- Problem statement -
Repeat the records below exactly.

[Stored items from a collection]
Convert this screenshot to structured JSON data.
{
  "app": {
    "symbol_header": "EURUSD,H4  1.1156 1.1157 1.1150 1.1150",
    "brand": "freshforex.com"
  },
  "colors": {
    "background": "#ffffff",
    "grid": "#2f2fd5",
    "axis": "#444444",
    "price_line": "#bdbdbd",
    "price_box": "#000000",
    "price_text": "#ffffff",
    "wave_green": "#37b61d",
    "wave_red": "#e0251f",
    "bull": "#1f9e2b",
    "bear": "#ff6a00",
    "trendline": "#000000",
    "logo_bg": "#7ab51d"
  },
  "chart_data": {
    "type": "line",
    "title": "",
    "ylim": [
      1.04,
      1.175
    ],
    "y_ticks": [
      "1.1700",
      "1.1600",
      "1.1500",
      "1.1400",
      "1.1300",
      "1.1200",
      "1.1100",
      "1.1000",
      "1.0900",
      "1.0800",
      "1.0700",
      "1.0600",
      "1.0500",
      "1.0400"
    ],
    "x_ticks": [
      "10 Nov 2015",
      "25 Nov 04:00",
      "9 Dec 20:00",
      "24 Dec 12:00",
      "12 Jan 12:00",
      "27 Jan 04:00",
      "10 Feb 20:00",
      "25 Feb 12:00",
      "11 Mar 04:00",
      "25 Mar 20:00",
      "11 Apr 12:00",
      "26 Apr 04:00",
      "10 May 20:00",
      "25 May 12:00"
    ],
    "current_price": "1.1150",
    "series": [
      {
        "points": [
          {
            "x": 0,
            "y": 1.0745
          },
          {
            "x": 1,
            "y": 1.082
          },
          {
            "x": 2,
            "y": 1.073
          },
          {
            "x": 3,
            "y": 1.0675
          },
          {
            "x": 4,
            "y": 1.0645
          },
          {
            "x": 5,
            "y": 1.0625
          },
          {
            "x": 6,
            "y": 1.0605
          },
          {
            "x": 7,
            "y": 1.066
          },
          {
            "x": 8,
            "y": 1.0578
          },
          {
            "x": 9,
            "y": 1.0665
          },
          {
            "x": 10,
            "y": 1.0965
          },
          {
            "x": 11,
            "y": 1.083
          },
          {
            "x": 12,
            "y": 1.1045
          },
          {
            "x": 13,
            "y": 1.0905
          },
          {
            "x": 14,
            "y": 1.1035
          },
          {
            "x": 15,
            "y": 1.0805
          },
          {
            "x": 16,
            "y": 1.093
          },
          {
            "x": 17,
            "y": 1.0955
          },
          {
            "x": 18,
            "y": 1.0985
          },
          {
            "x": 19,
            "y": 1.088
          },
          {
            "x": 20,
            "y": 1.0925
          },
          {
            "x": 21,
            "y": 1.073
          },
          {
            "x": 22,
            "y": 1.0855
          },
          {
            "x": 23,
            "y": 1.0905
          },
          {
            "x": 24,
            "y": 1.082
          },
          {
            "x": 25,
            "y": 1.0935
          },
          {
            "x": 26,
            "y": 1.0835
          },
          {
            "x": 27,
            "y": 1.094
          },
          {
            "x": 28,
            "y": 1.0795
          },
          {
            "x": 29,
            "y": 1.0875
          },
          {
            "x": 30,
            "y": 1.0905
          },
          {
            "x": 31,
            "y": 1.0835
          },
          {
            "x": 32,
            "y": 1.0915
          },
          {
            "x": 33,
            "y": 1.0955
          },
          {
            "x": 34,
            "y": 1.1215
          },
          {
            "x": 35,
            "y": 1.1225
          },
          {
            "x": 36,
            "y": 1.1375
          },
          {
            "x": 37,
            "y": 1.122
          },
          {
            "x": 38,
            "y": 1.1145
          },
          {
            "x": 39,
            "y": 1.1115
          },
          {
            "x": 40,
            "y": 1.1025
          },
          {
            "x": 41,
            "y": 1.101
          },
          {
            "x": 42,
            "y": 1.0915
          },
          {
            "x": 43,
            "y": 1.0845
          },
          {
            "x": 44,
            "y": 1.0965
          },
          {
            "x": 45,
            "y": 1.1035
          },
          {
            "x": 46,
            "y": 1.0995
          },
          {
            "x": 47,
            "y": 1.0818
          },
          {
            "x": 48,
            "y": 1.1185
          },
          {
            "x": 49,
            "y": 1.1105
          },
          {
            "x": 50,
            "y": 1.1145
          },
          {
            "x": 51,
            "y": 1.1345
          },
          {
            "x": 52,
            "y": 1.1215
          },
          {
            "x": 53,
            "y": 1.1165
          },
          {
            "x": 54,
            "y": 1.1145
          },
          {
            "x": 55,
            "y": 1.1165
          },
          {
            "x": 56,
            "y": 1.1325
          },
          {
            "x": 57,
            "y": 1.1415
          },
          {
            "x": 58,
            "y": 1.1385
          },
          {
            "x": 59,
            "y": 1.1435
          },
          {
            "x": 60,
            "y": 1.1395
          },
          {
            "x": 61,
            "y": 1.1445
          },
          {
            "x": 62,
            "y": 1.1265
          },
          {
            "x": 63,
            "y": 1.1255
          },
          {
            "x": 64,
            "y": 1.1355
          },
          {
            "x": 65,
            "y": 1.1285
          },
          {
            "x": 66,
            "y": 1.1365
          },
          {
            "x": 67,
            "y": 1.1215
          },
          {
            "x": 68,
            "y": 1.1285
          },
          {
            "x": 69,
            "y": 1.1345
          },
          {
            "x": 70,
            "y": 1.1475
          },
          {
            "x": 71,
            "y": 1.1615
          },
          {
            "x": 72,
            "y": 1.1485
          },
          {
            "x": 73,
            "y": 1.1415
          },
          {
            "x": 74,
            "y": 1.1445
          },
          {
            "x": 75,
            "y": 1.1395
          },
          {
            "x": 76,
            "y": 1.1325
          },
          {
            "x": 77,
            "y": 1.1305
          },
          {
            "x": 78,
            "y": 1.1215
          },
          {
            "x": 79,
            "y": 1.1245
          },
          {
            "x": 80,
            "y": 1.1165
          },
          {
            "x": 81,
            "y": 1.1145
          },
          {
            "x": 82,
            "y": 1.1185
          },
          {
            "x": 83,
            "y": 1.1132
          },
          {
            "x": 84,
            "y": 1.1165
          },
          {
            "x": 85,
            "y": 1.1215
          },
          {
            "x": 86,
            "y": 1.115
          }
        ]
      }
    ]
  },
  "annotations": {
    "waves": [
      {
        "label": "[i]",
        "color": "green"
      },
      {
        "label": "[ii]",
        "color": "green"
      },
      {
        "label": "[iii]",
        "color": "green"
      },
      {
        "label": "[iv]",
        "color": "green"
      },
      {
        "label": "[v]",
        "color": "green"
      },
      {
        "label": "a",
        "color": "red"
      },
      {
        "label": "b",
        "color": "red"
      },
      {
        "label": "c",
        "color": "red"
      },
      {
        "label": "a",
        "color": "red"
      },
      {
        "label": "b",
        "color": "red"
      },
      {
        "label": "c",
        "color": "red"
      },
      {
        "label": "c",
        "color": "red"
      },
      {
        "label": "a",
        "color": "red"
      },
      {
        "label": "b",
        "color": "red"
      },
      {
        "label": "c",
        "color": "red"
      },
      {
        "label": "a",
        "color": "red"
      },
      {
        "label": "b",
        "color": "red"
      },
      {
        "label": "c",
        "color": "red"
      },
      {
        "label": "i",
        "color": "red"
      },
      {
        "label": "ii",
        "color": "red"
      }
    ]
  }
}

- Answer in full -
Convert this screenshot to structured JSON data.
{
  "app": {
    "symbol_header": "EURUSD,H4  1.1156 1.1157 1.1150 1.1150",
    "brand": "freshforex.com"
  },
  "colors": {
    "background": "#ffffff",
    "grid": "#2f2fd5",
    "axis": "#444444",
    "price_line": "#bdbdbd",
    "price_box": "#000000",
    "price_text": "#ffffff",
    "wave_green": "#37b61d",
    "wave_red": "#e0251f",
    "bull": "#1f9e2b",
    "bear": "#ff6a00",
    "trendline": "#000000",
    "logo_bg": "#7ab51d"
  },
  "chart_data": {
    "type": "line",
    "title": "",
    "ylim": [
      1.04,
      1.175
    ],
    "y_ticks": [
      "1.1700",
      "1.1600",
      "1.1500",
      "1.1400",
      "1.1300",
      "1.1200",
      "1.1100",
      "1.1000",
      "1.0900",
      "1.0800",
      "1.0700",
      "1.0600",
      "1.0500",
      "1.0400"
    ],
    "x_ticks": [
      "10 Nov 2015",
      "25 Nov 04:00",
      "9 Dec 20:00",
      "24 Dec 12:00",
      "12 Jan 12:00",
      "27 Jan 04:00",
      "10 Feb 20:00",
      "25 Feb 12:00",
      "11 Mar 04:00",
      "25 Mar 20:00",
      "11 Apr 12:00",
      "26 Apr 04:00",
      "10 May 20:00",
      "25 May 12:00"
    ],
    "current_price": "1.1150",
    "series": [
      {
        "points": [
          {
            "x": 0,
            "y": 1.0745
          },
          {
            "x": 1,
            "y": 1.082
          },
          {
            "x": 2,
            "y": 1.073
          },
          {
            "x": 3,
            "y": 1.0675
          },
          {
            "x": 4,
            "y": 1.0645
          },
          {
            "x": 5,
            "y": 1.0625
          },
          {
            "x": 6,
            "y": 1.0605
          },
          {
            "x": 7,
            "y": 1.066
          },
          {
            "x": 8,
            "y": 1.0578
          },
          {
            "x": 9,
            "y": 1.0665
          },
          {
            "x": 10,
            "y": 1.0965
          },
          {
            "x": 11,
            "y": 1.083
          },
          {
            "x": 12,
            "y": 1.1045
          },
          {
            "x": 13,
            "y": 1.0905
          },
          {
            "x": 14,
            "y": 1.1035
          },
          {
            "x": 15,
            "y": 1.0805
          },
          {
            "x": 16,
            "y": 1.093
          },
          {
            "x": 17,
            "y": 1.0955
          },
          {
            "x": 18,
            "y": 1.0985
          },
          {
            "x": 19,
            "y": 1.088
          },
          {
            "x": 20,
            "y": 1.0925
          },
          {
            "x": 21,
            "y": 1.073
          },
          {
            "x": 22,
            "y": 1.0855
          },
          {
            "x": 23,
            "y": 1.0905
          },
          {
            "x": 24,
            "y": 1.082
          },
          {
            "x": 25,
            "y": 1.0935
          },
          {
            "x": 26,
            "y": 1.0835
          },
          {
            "x": 27,
            "y": 1.094
          },
          {
            "x": 28,
            "y": 1.0795
          },
          {
            "x": 29,
            "y": 1.0875
          },
          {
            "x": 30,
            "y": 1.0905
          },
          {
            "x": 31,
            "y": 1.0835
          },
          {
            "x": 32,
            "y": 1.0915
          },
          {
            "x": 33,
            "y": 1.0955
          },
          {
            "x": 34,
            "y": 1.1215
          },
          {
            "x": 35,
            "y": 1.1225
          },
          {
            "x": 36,
            "y": 1.1375
          },
          {
            "x": 37,
            "y": 1.122
          },
          {
            "x": 38,
            "y": 1.1145
          },
          {
            "x": 39,
            "y": 1.1115
          },
          {
            "x": 40,
            "y": 1.1025
          },
          {
            "x": 41,
            "y": 1.101
          },
          {
            "x": 42,
            "y": 1.0915
          },
          {
            "x": 43,
            "y": 1.0845
          },
          {
            "x": 44,
            "y": 1.0965
          },
          {
            "x": 45,
            "y": 1.1035
          },
          {
            "x": 46,
            "y": 1.0995
          },
          {
            "x": 47,
            "y": 1.0818
          },
          {
            "x": 48,
            "y": 1.1185
          },
          {
            "x": 49,
            "y": 1.1105
          },
          {
            "x": 50,
            "y": 1.1145
          },
          {
            "x": 51,
            "y": 1.1345
          },
          {
            "x": 52,
            "y": 1.1215
          },
          {
            "x": 53,
            "y": 1.1165
          },
          {
            "x": 54,
            "y": 1.1145
          },
          {
            "x": 55,
            "y": 1.1165
          },
          {
            "x": 56,
            "y": 1.1325
          },
          {
            "x": 57,
            "y": 1.1415
          },
          {
            "x": 58,
            "y": 1.1385
          },
          {
            "x": 59,
            "y": 1.1435
          },
          {
            "x": 60,
            "y": 1.1395
          },
          {
            "x": 61,
            "y": 1.1445
          },
          {
            "x": 62,
            "y": 1.1265
          },
          {
            "x": 63,
            "y": 1.1255
          },
          {
            "x": 64,
            "y": 1.1355
          },
          {
            "x": 65,
            "y": 1.1285
          },
          {
            "x": 66,
            "y": 1.1365
          },
          {
            "x": 67,
            "y": 1.1215
          },
          {
            "x": 68,
            "y": 1.1285
          },
          {
            "x": 69,
            "y": 1.1345
          },
          {
            "x": 70,
            "y": 1.1475
          },
          {
            "x": 71,
            "y": 1.1615
          },
          {
            "x": 72,
            "y": 1.1485
          },
          {
            "x": 73,
            "y": 1.1415
          },
          {
            "x": 74,
            "y": 1.1445
          },
          {
            "x": 75,
            "y": 1.1395
          },
          {
            "x": 76,
            "y": 1.1325
          },
          {
            "x": 77,
            "y": 1.1305
          },
          {
            "x": 78,
            "y": 1.1215
          },
          {
            "x": 79,
            "y": 1.1245
          },
          {
            "x": 80,
            "y": 1.1165
          },
          {
            "x": 81,
            "y": 1.1145
          },
          {
            "x": 82,
            "y": 1.1185
          },
          {
            "x": 83,
            "y": 1.1132
          },
          {
            "x": 84,
            "y": 1.1165
          },
          {
            "x": 85,
            "y": 1.1215
          },
          {
            "x": 86,
            "y": 1.115
          }
        ]
      }
    ]
  },
  "annotations": {
    "waves": [
      {
        "label": "[i]",
        "color": "green"
      },
      {
        "label": "[ii]",
        "color": "green"
      },
      {
        "label": "[iii]",
        "color": "green"
      },
      {
        "label": "[iv]",
        "color": "green"
      },
      {
        "label": "[v]",
        "color": "green"
      },
      {
        "label": "a",
        "color": "red"
      },
      {
        "label": "b",
        "color": "red"
      },
      {
        "label": "c",
        "color": "red"
      },
      {
        "label": "a",
        "color": "red"
      },
      {
        "label": "b",
        "color": "red"
      },
      {
        "label": "c",
        "color": "red"
      },
      {
        "label": "c",
        "color": "red"
      },
      {
        "label": "a",
        "color": "red"
      },
      {
        "label": "b",
        "color": "red"
      },
      {
        "label": "c",
        "color": "red"
      },
      {
        "label": "a",
        "color": "red"
      },
      {
        "label": "b",
        "color": "red"
      },
      {
        "label": "c",
        "color": "red"
      },
      {
        "label": "i",
        "color": "red"
      },
      {
        "label": "ii",
        "color": "red"
      }
    ]
  }
}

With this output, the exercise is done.